> _GIVEN INSTRUCTION_:
Look through the lines below and extract each one that contains "this".

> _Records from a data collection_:

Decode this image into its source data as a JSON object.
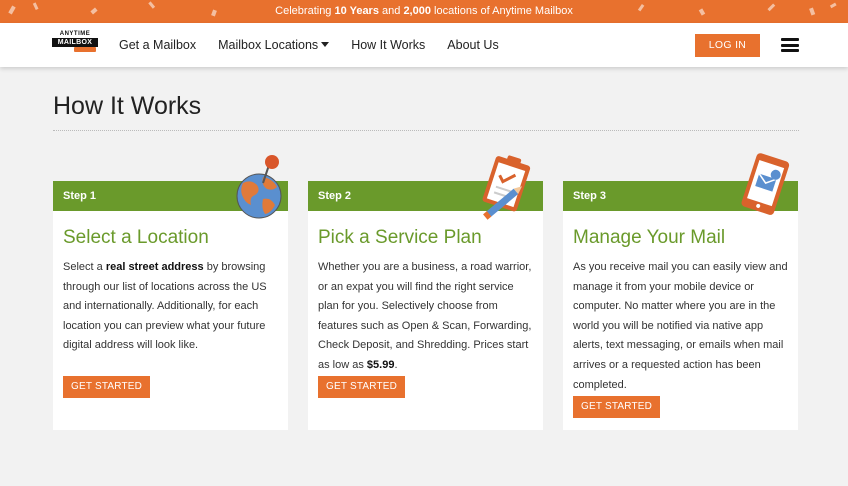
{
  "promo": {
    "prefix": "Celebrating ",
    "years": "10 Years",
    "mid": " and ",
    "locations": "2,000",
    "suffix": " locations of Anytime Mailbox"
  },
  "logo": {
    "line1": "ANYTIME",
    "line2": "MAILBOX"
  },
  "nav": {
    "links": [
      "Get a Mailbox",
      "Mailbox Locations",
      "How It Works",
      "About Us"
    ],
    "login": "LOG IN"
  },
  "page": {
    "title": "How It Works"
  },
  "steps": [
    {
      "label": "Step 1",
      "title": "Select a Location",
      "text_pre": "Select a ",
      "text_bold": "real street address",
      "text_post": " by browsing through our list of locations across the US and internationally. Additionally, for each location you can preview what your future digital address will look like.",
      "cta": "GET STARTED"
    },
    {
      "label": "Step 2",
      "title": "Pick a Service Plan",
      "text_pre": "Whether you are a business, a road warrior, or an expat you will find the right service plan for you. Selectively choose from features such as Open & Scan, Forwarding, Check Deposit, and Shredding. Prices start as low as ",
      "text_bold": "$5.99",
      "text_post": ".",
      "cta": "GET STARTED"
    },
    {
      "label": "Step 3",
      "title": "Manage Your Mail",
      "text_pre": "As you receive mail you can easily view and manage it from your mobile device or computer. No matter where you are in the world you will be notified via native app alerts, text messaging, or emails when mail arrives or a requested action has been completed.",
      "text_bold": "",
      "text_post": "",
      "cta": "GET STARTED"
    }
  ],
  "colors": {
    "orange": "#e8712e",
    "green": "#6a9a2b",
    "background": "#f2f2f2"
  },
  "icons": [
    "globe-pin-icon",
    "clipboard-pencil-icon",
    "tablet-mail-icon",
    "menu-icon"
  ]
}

---

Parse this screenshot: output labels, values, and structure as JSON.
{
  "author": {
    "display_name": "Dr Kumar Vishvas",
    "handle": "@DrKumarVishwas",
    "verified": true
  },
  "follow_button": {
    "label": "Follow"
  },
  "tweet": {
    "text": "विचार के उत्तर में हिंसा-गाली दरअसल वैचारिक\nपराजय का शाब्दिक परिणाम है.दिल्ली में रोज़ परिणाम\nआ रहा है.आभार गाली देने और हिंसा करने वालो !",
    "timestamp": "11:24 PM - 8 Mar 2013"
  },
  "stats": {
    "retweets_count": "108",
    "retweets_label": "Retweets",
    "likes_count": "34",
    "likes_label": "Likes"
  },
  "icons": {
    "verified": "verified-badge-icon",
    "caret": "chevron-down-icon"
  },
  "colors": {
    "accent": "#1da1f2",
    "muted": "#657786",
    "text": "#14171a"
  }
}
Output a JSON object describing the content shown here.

> _SOLUTION BELOW_:
Decode this image into its source data as a JSON object.
Parse this screenshot: output labels, values, and structure as JSON.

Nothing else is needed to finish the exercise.